Exercise => From the listing below, copy every line with the word "solution".

Supplied data =>
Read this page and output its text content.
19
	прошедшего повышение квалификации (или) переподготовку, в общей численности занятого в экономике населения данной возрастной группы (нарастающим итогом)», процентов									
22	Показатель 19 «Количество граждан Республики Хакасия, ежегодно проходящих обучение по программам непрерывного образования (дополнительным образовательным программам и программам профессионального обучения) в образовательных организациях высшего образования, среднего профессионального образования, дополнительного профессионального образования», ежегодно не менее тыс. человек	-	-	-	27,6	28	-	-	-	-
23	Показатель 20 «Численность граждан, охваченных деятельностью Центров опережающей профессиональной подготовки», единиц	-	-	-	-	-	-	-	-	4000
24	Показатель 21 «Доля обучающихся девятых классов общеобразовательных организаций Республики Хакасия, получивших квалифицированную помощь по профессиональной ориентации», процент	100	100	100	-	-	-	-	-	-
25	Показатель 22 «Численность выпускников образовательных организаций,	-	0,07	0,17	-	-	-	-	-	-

...

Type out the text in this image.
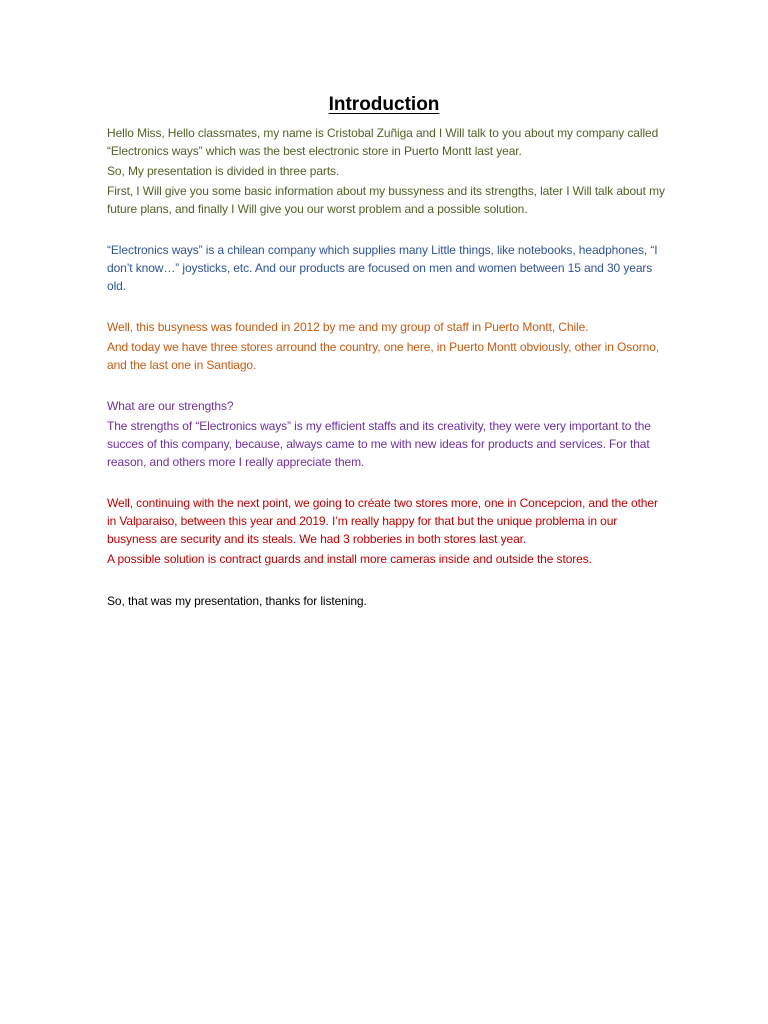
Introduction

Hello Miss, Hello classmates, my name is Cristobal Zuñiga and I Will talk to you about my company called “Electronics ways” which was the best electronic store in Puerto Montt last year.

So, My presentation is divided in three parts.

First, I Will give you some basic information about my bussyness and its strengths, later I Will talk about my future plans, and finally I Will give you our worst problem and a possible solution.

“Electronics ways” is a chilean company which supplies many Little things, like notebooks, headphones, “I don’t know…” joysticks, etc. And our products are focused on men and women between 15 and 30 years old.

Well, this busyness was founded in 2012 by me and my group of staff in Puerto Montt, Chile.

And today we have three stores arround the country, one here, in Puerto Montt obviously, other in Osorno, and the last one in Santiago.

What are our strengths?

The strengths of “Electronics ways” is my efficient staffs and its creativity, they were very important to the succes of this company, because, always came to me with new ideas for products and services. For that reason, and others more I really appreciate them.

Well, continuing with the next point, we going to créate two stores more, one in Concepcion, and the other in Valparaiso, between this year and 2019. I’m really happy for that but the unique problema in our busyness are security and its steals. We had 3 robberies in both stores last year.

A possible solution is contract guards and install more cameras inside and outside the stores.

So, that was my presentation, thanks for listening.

==

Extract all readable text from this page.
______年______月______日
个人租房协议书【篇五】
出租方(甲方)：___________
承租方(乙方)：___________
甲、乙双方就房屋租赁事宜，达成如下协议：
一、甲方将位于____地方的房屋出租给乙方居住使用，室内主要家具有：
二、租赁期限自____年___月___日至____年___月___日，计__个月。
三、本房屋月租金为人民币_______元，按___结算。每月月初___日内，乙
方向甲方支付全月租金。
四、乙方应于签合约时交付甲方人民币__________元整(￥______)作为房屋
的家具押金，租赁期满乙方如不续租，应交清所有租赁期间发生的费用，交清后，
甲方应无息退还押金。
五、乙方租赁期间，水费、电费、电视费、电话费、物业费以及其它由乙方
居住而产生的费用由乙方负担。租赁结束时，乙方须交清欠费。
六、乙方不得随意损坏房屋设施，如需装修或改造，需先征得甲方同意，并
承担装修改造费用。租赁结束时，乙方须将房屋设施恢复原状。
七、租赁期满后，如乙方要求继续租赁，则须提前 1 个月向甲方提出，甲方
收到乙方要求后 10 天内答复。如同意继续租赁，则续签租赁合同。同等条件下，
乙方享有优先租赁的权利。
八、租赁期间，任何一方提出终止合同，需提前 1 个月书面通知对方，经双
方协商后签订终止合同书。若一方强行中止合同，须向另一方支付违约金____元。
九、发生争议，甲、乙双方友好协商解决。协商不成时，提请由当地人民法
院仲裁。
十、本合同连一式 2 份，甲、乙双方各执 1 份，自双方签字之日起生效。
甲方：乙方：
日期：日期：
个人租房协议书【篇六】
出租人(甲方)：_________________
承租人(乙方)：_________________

Completed task =>
First, I Will give you some basic information about my bussyness and its strengths, later I Will talk about my future plans, and finally I Will give you our worst problem and a possible solution.
A possible solution is contract guards and install more cameras inside and outside the stores.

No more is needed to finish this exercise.